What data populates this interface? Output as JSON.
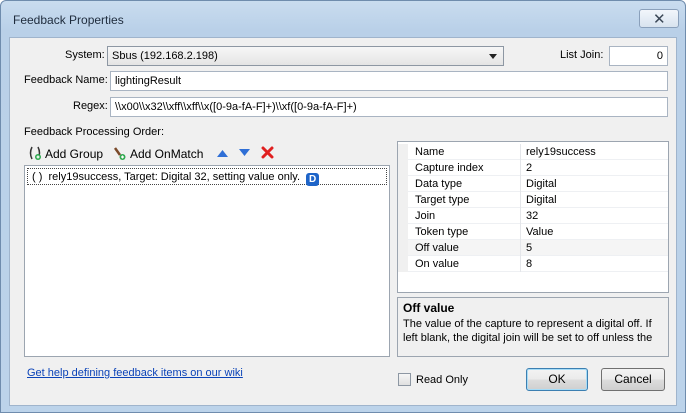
{
  "window": {
    "title": "Feedback Properties",
    "close_glyph": "✕"
  },
  "form": {
    "system_label": "System:",
    "system_value": "Sbus (192.168.2.198)",
    "list_join_label": "List Join:",
    "list_join_value": "0",
    "feedback_name_label": "Feedback Name:",
    "feedback_name_value": "lightingResult",
    "regex_label": "Regex:",
    "regex_value": "\\\\x00\\\\x32\\\\xff\\\\xff\\\\x([0-9a-fA-F]+)\\\\xf([0-9a-fA-F]+)",
    "processing_order_label": "Feedback Processing Order:"
  },
  "toolbar": {
    "add_group_label": "Add Group",
    "add_onmatch_label": "Add OnMatch"
  },
  "list": {
    "items": [
      {
        "prefix": "( )",
        "text": "rely19success, Target: Digital 32, setting value only.",
        "badge": "D"
      }
    ]
  },
  "properties": [
    {
      "name": "Name",
      "value": "rely19success"
    },
    {
      "name": "Capture index",
      "value": "2"
    },
    {
      "name": "Data type",
      "value": "Digital"
    },
    {
      "name": "Target type",
      "value": "Digital"
    },
    {
      "name": "Join",
      "value": "32"
    },
    {
      "name": "Token type",
      "value": "Value"
    },
    {
      "name": "Off value",
      "value": "5"
    },
    {
      "name": "On value",
      "value": "8"
    }
  ],
  "help": {
    "title": "Off value",
    "text": "The value of the capture to represent a digital off. If left blank, the digital join will be set to off unless the capt..."
  },
  "footer": {
    "wiki_link": "Get help defining feedback items on our wiki",
    "read_only_label": "Read Only",
    "ok_label": "OK",
    "cancel_label": "Cancel"
  },
  "colors": {
    "link": "#0b43b8",
    "badge": "#1e64c8",
    "delete_icon": "#e02020",
    "arrow_icon": "#2f6fd6"
  },
  "icons": [
    "add-group-icon",
    "add-onmatch-icon",
    "move-up-icon",
    "move-down-icon",
    "delete-icon",
    "close-icon"
  ]
}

────────────────────────────────────────

### Request
Quote the records in full and exactly; skip any image.

### Written response
What data populates this interface? Output as JSON.
{
  "window": {
    "title": "Feedback Properties",
    "close_glyph": "✕"
  },
  "form": {
    "system_label": "System:",
    "system_value": "Sbus (192.168.2.198)",
    "list_join_label": "List Join:",
    "list_join_value": "0",
    "feedback_name_label": "Feedback Name:",
    "feedback_name_value": "lightingResult",
    "regex_label": "Regex:",
    "regex_value": "\\\\x00\\\\x32\\\\xff\\\\xff\\\\x([0-9a-fA-F]+)\\\\xf([0-9a-fA-F]+)",
    "processing_order_label": "Feedback Processing Order:"
  },
  "toolbar": {
    "add_group_label": "Add Group",
    "add_onmatch_label": "Add OnMatch"
  },
  "list": {
    "items": [
      {
        "prefix": "( )",
        "text": "rely19success, Target: Digital 32, setting value only.",
        "badge": "D"
      }
    ]
  },
  "properties": [
    {
      "name": "Name",
      "value": "rely19success"
    },
    {
      "name": "Capture index",
      "value": "2"
    },
    {
      "name": "Data type",
      "value": "Digital"
    },
    {
      "name": "Target type",
      "value": "Digital"
    },
    {
      "name": "Join",
      "value": "32"
    },
    {
      "name": "Token type",
      "value": "Value"
    },
    {
      "name": "Off value",
      "value": "5"
    },
    {
      "name": "On value",
      "value": "8"
    }
  ],
  "help": {
    "title": "Off value",
    "text": "The value of the capture to represent a digital off. If left blank, the digital join will be set to off unless the capt..."
  },
  "footer": {
    "wiki_link": "Get help defining feedback items on our wiki",
    "read_only_label": "Read Only",
    "ok_label": "OK",
    "cancel_label": "Cancel"
  },
  "colors": {
    "link": "#0b43b8",
    "badge": "#1e64c8",
    "delete_icon": "#e02020",
    "arrow_icon": "#2f6fd6"
  },
  "icons": [
    "add-group-icon",
    "add-onmatch-icon",
    "move-up-icon",
    "move-down-icon",
    "delete-icon",
    "close-icon"
  ]
}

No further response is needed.